┌──

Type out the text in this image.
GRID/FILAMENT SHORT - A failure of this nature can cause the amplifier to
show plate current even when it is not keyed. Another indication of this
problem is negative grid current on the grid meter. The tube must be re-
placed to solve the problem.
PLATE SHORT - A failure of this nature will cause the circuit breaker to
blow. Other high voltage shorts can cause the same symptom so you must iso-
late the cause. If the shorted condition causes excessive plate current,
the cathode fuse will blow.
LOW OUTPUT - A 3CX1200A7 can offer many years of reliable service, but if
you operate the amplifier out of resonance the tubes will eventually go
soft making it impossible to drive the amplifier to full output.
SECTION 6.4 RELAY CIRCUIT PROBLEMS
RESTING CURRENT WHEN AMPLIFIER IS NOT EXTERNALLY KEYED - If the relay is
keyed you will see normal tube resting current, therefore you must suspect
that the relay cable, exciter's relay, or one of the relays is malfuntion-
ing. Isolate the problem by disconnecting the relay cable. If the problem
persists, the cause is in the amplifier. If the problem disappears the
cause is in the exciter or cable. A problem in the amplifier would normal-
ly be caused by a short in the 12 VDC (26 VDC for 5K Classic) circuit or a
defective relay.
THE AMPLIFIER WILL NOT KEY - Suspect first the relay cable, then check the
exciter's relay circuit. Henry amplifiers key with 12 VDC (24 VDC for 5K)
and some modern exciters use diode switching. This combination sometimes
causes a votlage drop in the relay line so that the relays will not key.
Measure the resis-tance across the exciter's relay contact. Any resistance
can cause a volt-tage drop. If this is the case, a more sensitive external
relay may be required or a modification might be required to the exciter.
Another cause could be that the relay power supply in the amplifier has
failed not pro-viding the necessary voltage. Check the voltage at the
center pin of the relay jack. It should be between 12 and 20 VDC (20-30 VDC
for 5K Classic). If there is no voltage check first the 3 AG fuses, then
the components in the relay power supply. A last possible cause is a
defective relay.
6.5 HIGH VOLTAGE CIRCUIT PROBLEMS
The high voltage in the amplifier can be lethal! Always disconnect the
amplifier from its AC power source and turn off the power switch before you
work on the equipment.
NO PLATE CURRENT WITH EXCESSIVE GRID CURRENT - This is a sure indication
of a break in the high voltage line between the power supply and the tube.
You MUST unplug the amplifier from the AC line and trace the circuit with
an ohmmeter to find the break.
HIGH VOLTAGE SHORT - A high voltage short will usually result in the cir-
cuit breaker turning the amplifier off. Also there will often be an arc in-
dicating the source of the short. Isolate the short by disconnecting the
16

└──

» **INSTRUCTION**: Isolate the lines above that contain the word "indication" and copy them.

» **ANSWER TO THE TASK**:
show plate current even when it is not keyed. Another indication of this
NO PLATE CURRENT WITH EXCESSIVE GRID CURRENT - This is a sure indication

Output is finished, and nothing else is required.